TEXT TO READ -
Showing posts with label milk. Show all posts
Showing posts with label milk. Show all posts

Sunday, November 30, 2014

Vivian's Corn Bread

The Southern section of the New York Times Heritage Cookbook has no less than twelve recipes for cornbread, so I wasn't about to pass up the opportunity to serve it at Thanksgiving. My son, in the sharing spirit of the day, brought excellent pumpkin biscuits that I passed with the soup, so many guests gave the corn bread a pass.
Actually, they were wise. This corn bread is way too dry. If you don't have time to hunt through all the millions of recipes on line, you can easily rescue this one from dryness by following my instructions, which doubles the milk. That would make it much better. Other than that, it's an okay recipe, not dramatically different from the recipe I used to make in The Joy of Cooking.

Vivian's Corn Bread

2 cups yellow corn meal
1 cup flour
1 tablespoon baking powder
2 eggs, lightly beaten
1 teaspoon salt
1 teaspoon sugar
2 cups milk
2 tablespoons shortening or melted butter

1. Preheat the oven to 400 degrees.

RECORD LIST -

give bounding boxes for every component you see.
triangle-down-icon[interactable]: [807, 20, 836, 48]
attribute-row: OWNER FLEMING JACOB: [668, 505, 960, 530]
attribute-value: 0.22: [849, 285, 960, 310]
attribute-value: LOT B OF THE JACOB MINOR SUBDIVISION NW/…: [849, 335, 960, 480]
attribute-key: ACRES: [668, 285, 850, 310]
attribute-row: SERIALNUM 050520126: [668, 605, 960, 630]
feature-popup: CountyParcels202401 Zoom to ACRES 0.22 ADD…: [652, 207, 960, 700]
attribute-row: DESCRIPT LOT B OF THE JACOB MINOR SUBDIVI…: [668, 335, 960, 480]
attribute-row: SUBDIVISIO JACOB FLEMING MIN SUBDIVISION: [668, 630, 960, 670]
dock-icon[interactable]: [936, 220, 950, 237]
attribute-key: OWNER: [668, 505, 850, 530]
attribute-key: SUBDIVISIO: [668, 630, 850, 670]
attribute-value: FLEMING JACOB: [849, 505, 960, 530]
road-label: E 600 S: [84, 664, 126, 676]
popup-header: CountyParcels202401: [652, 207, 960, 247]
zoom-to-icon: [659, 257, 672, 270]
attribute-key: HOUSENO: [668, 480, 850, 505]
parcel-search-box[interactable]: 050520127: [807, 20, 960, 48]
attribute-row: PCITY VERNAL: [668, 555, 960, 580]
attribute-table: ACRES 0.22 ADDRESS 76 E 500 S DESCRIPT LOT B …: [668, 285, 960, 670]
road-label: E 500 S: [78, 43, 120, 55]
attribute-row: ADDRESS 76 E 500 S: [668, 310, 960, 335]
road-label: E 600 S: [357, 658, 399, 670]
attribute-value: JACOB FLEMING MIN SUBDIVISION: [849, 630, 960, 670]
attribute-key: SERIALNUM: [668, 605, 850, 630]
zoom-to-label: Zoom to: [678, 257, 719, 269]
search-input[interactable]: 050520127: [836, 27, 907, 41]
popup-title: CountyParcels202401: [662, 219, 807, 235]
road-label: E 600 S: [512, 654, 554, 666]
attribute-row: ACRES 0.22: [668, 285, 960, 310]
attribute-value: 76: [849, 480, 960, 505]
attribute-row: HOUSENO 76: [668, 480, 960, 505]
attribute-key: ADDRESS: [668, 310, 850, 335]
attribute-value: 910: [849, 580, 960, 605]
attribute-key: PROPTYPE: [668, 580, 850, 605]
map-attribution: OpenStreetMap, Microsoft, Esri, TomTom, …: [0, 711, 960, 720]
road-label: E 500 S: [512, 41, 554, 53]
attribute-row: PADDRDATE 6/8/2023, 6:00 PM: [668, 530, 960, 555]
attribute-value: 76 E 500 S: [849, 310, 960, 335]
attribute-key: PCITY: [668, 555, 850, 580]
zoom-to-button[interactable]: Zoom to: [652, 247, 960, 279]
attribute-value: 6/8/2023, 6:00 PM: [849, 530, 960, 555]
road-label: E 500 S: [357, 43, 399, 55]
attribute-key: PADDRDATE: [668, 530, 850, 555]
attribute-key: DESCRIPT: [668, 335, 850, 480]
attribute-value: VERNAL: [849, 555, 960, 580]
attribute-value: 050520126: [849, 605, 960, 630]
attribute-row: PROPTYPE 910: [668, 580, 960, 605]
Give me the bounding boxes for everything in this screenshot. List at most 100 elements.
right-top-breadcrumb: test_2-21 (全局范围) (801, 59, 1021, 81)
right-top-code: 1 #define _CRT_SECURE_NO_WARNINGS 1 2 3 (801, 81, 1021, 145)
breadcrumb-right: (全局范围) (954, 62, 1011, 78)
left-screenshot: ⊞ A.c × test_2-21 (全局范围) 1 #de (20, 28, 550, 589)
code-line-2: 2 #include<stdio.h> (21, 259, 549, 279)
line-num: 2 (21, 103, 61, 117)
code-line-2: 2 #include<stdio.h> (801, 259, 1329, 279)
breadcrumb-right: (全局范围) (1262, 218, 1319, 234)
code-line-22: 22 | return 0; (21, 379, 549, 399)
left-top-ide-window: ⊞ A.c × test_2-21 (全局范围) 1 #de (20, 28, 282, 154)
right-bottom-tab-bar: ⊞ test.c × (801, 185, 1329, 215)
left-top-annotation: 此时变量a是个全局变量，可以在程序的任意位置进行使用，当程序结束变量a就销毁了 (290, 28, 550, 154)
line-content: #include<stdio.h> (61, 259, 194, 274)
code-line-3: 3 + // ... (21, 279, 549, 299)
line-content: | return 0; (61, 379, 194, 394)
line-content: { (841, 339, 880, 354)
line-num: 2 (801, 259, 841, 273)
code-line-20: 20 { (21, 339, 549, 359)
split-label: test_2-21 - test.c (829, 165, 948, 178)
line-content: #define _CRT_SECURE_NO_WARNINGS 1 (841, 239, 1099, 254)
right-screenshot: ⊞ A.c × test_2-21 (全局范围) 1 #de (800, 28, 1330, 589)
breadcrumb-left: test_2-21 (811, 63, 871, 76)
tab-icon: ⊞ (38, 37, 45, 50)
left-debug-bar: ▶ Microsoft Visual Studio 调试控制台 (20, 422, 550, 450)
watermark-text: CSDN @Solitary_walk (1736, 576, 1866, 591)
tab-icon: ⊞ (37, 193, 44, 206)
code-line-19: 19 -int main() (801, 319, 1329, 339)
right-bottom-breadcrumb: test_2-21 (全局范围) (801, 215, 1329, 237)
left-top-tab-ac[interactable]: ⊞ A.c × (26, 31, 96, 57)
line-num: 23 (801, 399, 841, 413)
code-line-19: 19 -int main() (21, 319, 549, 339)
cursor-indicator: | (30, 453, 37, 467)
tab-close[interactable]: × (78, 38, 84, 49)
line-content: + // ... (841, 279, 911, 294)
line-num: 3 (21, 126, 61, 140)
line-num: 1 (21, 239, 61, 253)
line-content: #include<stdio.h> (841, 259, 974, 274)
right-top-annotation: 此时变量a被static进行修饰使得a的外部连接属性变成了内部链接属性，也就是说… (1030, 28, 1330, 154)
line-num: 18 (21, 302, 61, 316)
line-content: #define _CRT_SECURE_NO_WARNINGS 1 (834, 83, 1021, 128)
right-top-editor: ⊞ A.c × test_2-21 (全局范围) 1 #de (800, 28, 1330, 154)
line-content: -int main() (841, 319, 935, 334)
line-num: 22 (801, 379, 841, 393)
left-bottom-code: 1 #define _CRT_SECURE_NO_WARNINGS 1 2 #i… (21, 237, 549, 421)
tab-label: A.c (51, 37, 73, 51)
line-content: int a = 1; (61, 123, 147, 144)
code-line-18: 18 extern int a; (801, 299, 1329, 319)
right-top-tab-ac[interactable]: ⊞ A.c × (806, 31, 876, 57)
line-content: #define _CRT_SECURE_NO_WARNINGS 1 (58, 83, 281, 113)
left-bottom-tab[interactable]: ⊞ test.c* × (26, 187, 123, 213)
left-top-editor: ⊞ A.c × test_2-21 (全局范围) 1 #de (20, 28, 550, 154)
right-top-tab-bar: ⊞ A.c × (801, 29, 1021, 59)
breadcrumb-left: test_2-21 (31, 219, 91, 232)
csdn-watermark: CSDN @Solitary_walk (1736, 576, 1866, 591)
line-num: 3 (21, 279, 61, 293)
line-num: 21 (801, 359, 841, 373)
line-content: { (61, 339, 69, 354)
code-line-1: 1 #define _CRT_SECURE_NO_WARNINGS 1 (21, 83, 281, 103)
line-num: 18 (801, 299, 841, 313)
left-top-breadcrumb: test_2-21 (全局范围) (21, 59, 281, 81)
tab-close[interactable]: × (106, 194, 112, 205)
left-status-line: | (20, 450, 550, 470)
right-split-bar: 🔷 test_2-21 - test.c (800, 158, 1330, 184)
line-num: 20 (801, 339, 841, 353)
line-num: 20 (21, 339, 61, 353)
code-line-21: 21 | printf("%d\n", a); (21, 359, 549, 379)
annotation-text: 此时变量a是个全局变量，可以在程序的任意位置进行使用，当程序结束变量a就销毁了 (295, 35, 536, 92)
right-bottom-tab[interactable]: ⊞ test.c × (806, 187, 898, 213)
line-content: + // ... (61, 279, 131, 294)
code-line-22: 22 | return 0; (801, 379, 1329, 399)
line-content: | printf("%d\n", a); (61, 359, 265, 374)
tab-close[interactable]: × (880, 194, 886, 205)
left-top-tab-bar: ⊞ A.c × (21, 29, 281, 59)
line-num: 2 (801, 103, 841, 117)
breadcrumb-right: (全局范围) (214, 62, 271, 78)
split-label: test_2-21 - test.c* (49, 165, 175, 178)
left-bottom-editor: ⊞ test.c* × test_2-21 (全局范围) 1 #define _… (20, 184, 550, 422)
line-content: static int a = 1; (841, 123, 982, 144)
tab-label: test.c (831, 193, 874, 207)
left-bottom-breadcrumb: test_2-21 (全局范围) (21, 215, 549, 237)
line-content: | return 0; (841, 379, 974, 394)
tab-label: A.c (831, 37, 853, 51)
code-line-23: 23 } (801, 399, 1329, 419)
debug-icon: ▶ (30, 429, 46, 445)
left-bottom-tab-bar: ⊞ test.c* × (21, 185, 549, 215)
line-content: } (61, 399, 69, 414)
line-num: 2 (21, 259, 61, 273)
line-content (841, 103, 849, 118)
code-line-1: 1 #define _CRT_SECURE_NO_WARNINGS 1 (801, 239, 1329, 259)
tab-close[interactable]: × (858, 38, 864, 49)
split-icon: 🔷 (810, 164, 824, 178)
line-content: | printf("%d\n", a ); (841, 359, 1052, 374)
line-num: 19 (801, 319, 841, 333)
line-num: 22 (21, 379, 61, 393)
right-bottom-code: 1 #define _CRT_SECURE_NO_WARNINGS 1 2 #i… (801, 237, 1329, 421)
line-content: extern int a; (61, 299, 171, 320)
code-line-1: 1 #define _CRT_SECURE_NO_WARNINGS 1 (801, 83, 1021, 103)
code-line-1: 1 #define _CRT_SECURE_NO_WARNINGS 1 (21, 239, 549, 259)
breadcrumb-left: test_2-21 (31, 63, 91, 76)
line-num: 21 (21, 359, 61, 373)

CHALLENGES -
(1) Reproduce the corn bread post word for word between "Sunday, November 30, 2014" and "bread a pass.", inclusive.
(2) Answer these questions from the corn bread post:
(a) How many cornbread recipes are in the Southern section of the New York Times Heritage Cookbook?
(b) What did the writer's son bring to Thanksgiving?
(c) To what temperature should the oven be preheated?
Rely only on the corn bread post, not the rows.

SOLUTIONS TO THE EXERCISE -
(1)
Sunday, November 30, 2014

Vivian's Corn Bread

The Southern section of the New York Times Heritage Cookbook has no less than twelve recipes for cornbread, so I wasn't about to pass up the opportunity to serve it at Thanksgiving. My son, in the sharing spirit of the day, brought excellent pumpkin biscuits that I passed with the soup, so many guests gave the corn bread a pass.

(2)
(a) Twelve.
(b) Pumpkin biscuits.
(c) 400 degrees.